:: WHAT IS BEING ASKED ::
Copy each entry as it stands, leaving nothing out.
+ + + + +
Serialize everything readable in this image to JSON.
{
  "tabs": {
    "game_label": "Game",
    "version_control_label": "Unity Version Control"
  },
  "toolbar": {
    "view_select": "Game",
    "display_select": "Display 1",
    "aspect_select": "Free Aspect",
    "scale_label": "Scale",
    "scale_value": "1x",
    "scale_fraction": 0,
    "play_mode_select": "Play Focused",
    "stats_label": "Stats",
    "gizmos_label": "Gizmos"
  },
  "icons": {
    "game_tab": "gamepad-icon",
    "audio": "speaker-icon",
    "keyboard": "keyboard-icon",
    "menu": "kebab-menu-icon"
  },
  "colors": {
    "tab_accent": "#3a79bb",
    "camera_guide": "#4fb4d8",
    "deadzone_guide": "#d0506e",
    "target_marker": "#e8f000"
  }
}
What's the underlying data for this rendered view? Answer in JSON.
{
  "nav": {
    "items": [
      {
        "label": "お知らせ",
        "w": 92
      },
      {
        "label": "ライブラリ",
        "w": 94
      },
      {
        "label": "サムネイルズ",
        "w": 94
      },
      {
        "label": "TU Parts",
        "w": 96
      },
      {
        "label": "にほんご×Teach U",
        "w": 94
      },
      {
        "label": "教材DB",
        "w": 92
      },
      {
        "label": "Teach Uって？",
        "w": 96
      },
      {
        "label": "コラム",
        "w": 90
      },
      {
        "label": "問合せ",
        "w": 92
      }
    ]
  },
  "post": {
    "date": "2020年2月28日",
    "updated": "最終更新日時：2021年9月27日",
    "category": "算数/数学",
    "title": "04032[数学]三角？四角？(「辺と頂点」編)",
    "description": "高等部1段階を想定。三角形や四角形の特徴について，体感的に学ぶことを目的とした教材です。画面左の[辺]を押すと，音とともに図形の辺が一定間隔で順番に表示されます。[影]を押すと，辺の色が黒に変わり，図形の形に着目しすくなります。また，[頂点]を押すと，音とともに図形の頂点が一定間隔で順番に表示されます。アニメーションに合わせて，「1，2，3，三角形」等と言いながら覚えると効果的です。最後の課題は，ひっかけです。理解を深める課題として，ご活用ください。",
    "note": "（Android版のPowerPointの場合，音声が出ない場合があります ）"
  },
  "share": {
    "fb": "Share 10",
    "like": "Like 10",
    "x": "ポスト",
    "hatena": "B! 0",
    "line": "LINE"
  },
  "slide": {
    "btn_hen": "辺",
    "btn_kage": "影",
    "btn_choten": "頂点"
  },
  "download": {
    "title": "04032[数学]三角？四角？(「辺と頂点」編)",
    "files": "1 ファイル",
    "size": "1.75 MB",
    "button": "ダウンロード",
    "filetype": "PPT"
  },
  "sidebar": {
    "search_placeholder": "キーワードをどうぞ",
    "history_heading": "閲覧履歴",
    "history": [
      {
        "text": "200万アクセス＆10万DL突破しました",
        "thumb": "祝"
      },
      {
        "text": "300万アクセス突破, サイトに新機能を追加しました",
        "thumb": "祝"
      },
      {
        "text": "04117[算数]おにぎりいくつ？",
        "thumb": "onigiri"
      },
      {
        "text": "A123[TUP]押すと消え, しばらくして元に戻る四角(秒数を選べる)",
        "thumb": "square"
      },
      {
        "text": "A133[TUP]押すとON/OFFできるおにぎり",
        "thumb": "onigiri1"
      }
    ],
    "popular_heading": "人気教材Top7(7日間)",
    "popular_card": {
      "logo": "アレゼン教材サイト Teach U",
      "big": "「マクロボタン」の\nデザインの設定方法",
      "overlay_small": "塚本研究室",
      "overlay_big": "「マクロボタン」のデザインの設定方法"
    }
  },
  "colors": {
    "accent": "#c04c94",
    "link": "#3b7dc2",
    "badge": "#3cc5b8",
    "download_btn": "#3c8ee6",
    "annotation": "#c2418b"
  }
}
+ + + + +
:: TASK ANSWER ::
Serialize everything readable in this image to JSON.
{
  "tabs": {
    "game_label": "Game",
    "version_control_label": "Unity Version Control"
  },
  "toolbar": {
    "view_select": "Game",
    "display_select": "Display 1",
    "aspect_select": "Free Aspect",
    "scale_label": "Scale",
    "scale_value": "1x",
    "scale_fraction": 0,
    "play_mode_select": "Play Focused",
    "stats_label": "Stats",
    "gizmos_label": "Gizmos"
  },
  "icons": {
    "game_tab": "gamepad-icon",
    "audio": "speaker-icon",
    "keyboard": "keyboard-icon",
    "menu": "kebab-menu-icon"
  },
  "colors": {
    "tab_accent": "#3a79bb",
    "camera_guide": "#4fb4d8",
    "deadzone_guide": "#d0506e",
    "target_marker": "#e8f000"
  }
}
What's the underlying data for this rendered view? Answer in JSON.
{
  "nav": {
    "items": [
      {
        "label": "お知らせ",
        "w": 92
      },
      {
        "label": "ライブラリ",
        "w": 94
      },
      {
        "label": "サムネイルズ",
        "w": 94
      },
      {
        "label": "TU Parts",
        "w": 96
      },
      {
        "label": "にほんご×Teach U",
        "w": 94
      },
      {
        "label": "教材DB",
        "w": 92
      },
      {
        "label": "Teach Uって？",
        "w": 96
      },
      {
        "label": "コラム",
        "w": 90
      },
      {
        "label": "問合せ",
        "w": 92
      }
    ]
  },
  "post": {
    "date": "2020年2月28日",
    "updated": "最終更新日時：2021年9月27日",
    "category": "算数/数学",
    "title": "04032[数学]三角？四角？(「辺と頂点」編)",
    "description": "高等部1段階を想定。三角形や四角形の特徴について，体感的に学ぶことを目的とした教材です。画面左の[辺]を押すと，音とともに図形の辺が一定間隔で順番に表示されます。[影]を押すと，辺の色が黒に変わり，図形の形に着目しすくなります。また，[頂点]を押すと，音とともに図形の頂点が一定間隔で順番に表示されます。アニメーションに合わせて，「1，2，3，三角形」等と言いながら覚えると効果的です。最後の課題は，ひっかけです。理解を深める課題として，ご活用ください。",
    "note": "（Android版のPowerPointの場合，音声が出ない場合があります ）"
  },
  "share": {
    "fb": "Share 10",
    "like": "Like 10",
    "x": "ポスト",
    "hatena": "B! 0",
    "line": "LINE"
  },
  "slide": {
    "btn_hen": "辺",
    "btn_kage": "影",
    "btn_choten": "頂点"
  },
  "download": {
    "title": "04032[数学]三角？四角？(「辺と頂点」編)",
    "files": "1 ファイル",
    "size": "1.75 MB",
    "button": "ダウンロード",
    "filetype": "PPT"
  },
  "sidebar": {
    "search_placeholder": "キーワードをどうぞ",
    "history_heading": "閲覧履歴",
    "history": [
      {
        "text": "200万アクセス＆10万DL突破しました",
        "thumb": "祝"
      },
      {
        "text": "300万アクセス突破, サイトに新機能を追加しました",
        "thumb": "祝"
      },
      {
        "text": "04117[算数]おにぎりいくつ？",
        "thumb": "onigiri"
      },
      {
        "text": "A123[TUP]押すと消え, しばらくして元に戻る四角(秒数を選べる)",
        "thumb": "square"
      },
      {
        "text": "A133[TUP]押すとON/OFFできるおにぎり",
        "thumb": "onigiri1"
      }
    ],
    "popular_heading": "人気教材Top7(7日間)",
    "popular_card": {
      "logo": "アレゼン教材サイト Teach U",
      "big": "「マクロボタン」の\nデザインの設定方法",
      "overlay_small": "塚本研究室",
      "overlay_big": "「マクロボタン」のデザインの設定方法"
    }
  },
  "colors": {
    "accent": "#c04c94",
    "link": "#3b7dc2",
    "badge": "#3cc5b8",
    "download_btn": "#3c8ee6",
    "annotation": "#c2418b"
  }
}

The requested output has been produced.